▶ Exercise requirements
1. In the blog post, what object did the writer pick when challenged to find one that described them?
2. Echo the blog post word for word, from "I love that" up to and including "hearts through faith.".

▶ Excerpt
==========

Sunday, October 22, 2006

...loving...

...yes I love loving. When my heart is so full of love for the people around me that it hurts. The purpose that I feel when God uses me to show a glimpse of His love to another.

I love that my friends know me as someone who cares, who is at her best when meeting people, getting to know them, listening to their stories.

A few years ago I was set a challenge to find an object to describe myself. I chose a battery charger. I wanted to be someone who could help to boost others, to encourage others. To pass on the love that I received from the Source.

On Monday night a friend was speaking to me from Ephesians 3:14-21

For this reason I kneel before the Father, from whom every family in heaven and
on earth derives its name. I pray that out of His glorious riches He may strngthen you with power through His Spirit in your inner being, so that Christ
may dwell in your hearts through faith.

And I pray that you, being rooted and established in love, may have power, together with all the Lord's people, to grasp how wide and long and high and deep is the love of Christ, and to know this love that surpasses knowledge - that you may be filled to the measure of all the fulness of God.

==========

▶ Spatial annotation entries
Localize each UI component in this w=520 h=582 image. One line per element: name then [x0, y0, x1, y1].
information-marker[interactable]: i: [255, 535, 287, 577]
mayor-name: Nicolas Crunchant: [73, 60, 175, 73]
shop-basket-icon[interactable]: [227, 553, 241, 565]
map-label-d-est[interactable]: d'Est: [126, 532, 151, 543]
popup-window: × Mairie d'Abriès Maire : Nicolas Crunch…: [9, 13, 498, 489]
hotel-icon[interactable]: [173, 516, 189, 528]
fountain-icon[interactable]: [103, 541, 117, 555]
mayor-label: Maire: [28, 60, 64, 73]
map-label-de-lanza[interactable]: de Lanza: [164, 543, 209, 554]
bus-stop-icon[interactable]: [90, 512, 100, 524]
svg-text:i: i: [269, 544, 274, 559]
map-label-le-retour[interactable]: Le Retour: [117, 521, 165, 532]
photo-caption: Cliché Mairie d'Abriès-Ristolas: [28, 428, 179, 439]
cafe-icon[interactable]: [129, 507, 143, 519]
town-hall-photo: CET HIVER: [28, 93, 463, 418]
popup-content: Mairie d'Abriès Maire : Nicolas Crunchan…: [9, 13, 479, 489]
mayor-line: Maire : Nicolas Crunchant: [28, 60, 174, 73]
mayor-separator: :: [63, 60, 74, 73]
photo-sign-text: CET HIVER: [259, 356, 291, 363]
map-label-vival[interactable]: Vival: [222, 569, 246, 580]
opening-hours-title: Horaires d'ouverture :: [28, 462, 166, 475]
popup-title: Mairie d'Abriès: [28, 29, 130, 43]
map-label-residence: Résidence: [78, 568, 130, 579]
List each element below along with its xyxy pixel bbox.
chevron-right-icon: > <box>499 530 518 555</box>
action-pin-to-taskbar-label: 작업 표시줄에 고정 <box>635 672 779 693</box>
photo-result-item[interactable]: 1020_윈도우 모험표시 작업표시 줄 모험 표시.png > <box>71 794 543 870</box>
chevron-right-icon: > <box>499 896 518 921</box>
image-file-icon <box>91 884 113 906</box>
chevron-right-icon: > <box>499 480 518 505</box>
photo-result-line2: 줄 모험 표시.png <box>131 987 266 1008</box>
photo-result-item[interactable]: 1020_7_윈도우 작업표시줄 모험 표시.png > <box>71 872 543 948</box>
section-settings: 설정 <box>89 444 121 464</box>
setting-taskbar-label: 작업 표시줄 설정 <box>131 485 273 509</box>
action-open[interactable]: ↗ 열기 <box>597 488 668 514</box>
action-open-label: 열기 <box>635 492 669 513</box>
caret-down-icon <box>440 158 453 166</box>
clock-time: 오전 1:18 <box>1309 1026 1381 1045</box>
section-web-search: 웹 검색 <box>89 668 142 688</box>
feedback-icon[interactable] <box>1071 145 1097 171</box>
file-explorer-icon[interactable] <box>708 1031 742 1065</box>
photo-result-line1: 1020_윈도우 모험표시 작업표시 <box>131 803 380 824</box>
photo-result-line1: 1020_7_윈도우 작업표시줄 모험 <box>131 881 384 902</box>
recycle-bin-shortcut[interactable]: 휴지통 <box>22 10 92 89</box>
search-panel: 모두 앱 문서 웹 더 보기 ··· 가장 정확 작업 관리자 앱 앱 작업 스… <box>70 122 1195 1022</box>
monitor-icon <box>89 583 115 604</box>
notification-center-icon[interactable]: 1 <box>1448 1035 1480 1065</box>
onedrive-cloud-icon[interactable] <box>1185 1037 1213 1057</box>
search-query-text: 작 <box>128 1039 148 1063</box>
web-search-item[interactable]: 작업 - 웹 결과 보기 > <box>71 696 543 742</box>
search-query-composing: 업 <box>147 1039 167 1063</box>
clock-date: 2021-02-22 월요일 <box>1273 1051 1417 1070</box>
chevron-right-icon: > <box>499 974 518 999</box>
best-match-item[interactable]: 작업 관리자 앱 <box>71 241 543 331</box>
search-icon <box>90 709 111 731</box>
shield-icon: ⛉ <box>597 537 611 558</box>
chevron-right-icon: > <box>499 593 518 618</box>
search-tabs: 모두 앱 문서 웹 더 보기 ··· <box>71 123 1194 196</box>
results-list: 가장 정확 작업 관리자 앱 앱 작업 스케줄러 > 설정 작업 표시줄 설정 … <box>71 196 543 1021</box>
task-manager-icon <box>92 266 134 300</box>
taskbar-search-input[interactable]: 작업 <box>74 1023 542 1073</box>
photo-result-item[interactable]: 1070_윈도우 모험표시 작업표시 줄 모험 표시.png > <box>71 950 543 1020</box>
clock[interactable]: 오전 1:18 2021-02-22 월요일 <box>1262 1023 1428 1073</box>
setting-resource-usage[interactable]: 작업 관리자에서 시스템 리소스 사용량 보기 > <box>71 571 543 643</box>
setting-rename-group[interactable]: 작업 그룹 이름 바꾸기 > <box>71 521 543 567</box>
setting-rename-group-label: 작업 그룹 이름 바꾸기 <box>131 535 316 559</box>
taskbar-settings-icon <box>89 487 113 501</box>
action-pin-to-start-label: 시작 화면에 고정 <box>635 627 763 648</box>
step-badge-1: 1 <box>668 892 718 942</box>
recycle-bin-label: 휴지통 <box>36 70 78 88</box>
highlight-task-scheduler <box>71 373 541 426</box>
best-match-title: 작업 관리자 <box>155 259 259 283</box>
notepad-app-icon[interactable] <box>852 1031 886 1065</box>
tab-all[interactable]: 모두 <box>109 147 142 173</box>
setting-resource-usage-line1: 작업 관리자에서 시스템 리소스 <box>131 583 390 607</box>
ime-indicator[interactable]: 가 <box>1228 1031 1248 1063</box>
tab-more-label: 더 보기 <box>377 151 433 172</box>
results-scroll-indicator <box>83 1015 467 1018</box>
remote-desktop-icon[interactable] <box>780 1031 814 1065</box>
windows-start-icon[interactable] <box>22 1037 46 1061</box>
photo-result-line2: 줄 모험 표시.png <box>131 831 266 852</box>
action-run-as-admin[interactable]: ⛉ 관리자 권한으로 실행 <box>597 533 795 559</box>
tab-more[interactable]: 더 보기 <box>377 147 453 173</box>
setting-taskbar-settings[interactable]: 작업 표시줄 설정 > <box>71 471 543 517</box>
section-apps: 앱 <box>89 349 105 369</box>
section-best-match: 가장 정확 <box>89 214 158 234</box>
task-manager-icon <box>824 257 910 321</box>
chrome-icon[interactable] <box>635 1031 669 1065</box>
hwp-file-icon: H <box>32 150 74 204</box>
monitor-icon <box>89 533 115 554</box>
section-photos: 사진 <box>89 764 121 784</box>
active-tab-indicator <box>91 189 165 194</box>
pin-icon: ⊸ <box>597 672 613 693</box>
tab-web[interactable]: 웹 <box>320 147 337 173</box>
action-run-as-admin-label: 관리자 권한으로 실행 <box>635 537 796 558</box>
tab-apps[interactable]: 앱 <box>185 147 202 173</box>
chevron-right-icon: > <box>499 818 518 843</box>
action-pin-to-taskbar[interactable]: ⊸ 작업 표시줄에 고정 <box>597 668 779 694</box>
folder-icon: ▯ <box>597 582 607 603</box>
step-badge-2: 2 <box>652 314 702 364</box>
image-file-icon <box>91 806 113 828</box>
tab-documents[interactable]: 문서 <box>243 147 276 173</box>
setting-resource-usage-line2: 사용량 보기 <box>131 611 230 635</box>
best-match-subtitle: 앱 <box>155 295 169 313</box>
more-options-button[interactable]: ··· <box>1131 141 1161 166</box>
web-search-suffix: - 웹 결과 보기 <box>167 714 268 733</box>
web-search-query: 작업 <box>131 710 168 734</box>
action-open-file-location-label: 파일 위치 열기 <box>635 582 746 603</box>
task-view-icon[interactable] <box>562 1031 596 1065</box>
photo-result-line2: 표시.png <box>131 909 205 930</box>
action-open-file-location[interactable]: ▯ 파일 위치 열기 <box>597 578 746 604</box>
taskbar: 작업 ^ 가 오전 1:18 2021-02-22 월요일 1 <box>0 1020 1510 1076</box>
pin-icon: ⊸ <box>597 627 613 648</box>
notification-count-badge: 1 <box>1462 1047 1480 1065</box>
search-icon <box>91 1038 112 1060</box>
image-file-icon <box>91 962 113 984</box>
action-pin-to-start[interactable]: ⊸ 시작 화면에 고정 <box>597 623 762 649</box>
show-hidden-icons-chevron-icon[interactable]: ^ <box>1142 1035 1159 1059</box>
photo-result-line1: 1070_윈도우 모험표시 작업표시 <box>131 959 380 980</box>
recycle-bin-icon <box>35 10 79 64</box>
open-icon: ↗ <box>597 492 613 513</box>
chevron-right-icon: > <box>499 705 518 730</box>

==========

▶ Worked answers
1. A battery charger.

2.
I love that my friends know me as someone who cares, who is at her best when meeting people, getting to know them, listening to their stories.

A few years ago I was set a challenge to find an object to describe myself. I chose a battery charger. I wanted to be someone who could help to boost others, to encourage others. To pass on the love that I received from the Source.

On Monday night a friend was speaking to me from Ephesians 3:14-21

For this reason I kneel before the Father, from whom every family in heaven and
on earth derives its name. I pray that out of His glorious riches He may strngthen you with power through His Spirit in your inner being, so that Christ
may dwell in your hearts through faith.